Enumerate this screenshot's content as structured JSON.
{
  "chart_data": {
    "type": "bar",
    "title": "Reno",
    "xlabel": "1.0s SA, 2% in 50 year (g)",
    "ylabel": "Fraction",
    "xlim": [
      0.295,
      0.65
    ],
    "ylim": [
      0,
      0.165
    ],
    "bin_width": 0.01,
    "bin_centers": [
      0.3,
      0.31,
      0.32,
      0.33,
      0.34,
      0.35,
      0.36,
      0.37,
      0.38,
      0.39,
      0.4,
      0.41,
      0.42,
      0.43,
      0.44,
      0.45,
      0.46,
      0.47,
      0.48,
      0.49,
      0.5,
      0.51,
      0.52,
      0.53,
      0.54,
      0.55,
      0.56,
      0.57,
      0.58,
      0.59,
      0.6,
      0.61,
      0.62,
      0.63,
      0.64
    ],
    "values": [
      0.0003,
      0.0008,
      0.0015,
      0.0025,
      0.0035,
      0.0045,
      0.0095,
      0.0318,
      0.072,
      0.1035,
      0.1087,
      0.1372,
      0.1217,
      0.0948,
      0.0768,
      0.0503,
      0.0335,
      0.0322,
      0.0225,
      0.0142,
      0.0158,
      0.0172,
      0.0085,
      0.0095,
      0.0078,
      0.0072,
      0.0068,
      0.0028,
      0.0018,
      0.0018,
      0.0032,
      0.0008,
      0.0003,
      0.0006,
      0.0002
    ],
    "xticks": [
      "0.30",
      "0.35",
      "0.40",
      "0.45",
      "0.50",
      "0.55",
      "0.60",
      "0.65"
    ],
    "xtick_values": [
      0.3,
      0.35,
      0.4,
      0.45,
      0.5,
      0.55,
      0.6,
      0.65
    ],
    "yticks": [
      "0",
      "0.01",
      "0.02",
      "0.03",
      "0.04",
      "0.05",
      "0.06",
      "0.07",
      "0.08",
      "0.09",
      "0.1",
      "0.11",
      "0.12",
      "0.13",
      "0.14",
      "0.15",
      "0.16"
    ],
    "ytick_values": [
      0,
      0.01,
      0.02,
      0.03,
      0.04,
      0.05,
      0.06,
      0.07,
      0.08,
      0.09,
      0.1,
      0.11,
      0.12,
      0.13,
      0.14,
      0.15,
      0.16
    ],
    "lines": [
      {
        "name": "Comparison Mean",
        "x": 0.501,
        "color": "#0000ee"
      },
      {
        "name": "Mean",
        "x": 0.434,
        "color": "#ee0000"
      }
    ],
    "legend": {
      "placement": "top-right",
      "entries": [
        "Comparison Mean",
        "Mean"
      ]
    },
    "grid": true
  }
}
********
Problem requirements: Using the records above, copy every line that has the word "Mean" in it.

Task output:
        "name": "Comparison Mean",
        "name": "Mean",
        "Comparison Mean",
        "Mean"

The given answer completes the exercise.